╭─ Given records
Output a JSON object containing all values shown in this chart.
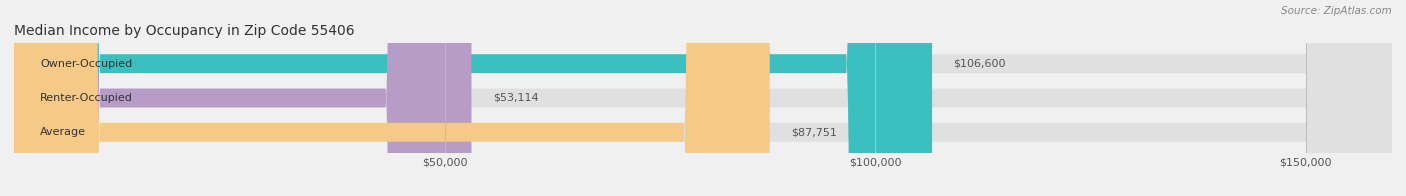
{
  "title": "Median Income by Occupancy in Zip Code 55406",
  "source": "Source: ZipAtlas.com",
  "categories": [
    "Owner-Occupied",
    "Renter-Occupied",
    "Average"
  ],
  "values": [
    106600,
    53114,
    87751
  ],
  "labels": [
    "$106,600",
    "$53,114",
    "$87,751"
  ],
  "bar_colors": [
    "#3bbfbf",
    "#b89cc8",
    "#f5c987"
  ],
  "background_color": "#f0f0f0",
  "bar_bg_color": "#e0e0e0",
  "xlim": [
    0,
    160000
  ],
  "xticks": [
    50000,
    100000,
    150000
  ],
  "xtick_labels": [
    "$50,000",
    "$100,000",
    "$150,000"
  ],
  "title_fontsize": 10,
  "label_fontsize": 8,
  "tick_fontsize": 8,
  "bar_height": 0.55,
  "figsize": [
    14.06,
    1.96
  ],
  "dpi": 100
}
╰─
- What is needed
Output all of the records exactly as they appear above, but not the pictures.

- Full response
Output a JSON object containing all values shown in this chart.
{
  "title": "Median Income by Occupancy in Zip Code 55406",
  "source": "Source: ZipAtlas.com",
  "categories": [
    "Owner-Occupied",
    "Renter-Occupied",
    "Average"
  ],
  "values": [
    106600,
    53114,
    87751
  ],
  "labels": [
    "$106,600",
    "$53,114",
    "$87,751"
  ],
  "bar_colors": [
    "#3bbfbf",
    "#b89cc8",
    "#f5c987"
  ],
  "background_color": "#f0f0f0",
  "bar_bg_color": "#e0e0e0",
  "xlim": [
    0,
    160000
  ],
  "xticks": [
    50000,
    100000,
    150000
  ],
  "xtick_labels": [
    "$50,000",
    "$100,000",
    "$150,000"
  ],
  "title_fontsize": 10,
  "label_fontsize": 8,
  "tick_fontsize": 8,
  "bar_height": 0.55,
  "figsize": [
    14.06,
    1.96
  ],
  "dpi": 100
}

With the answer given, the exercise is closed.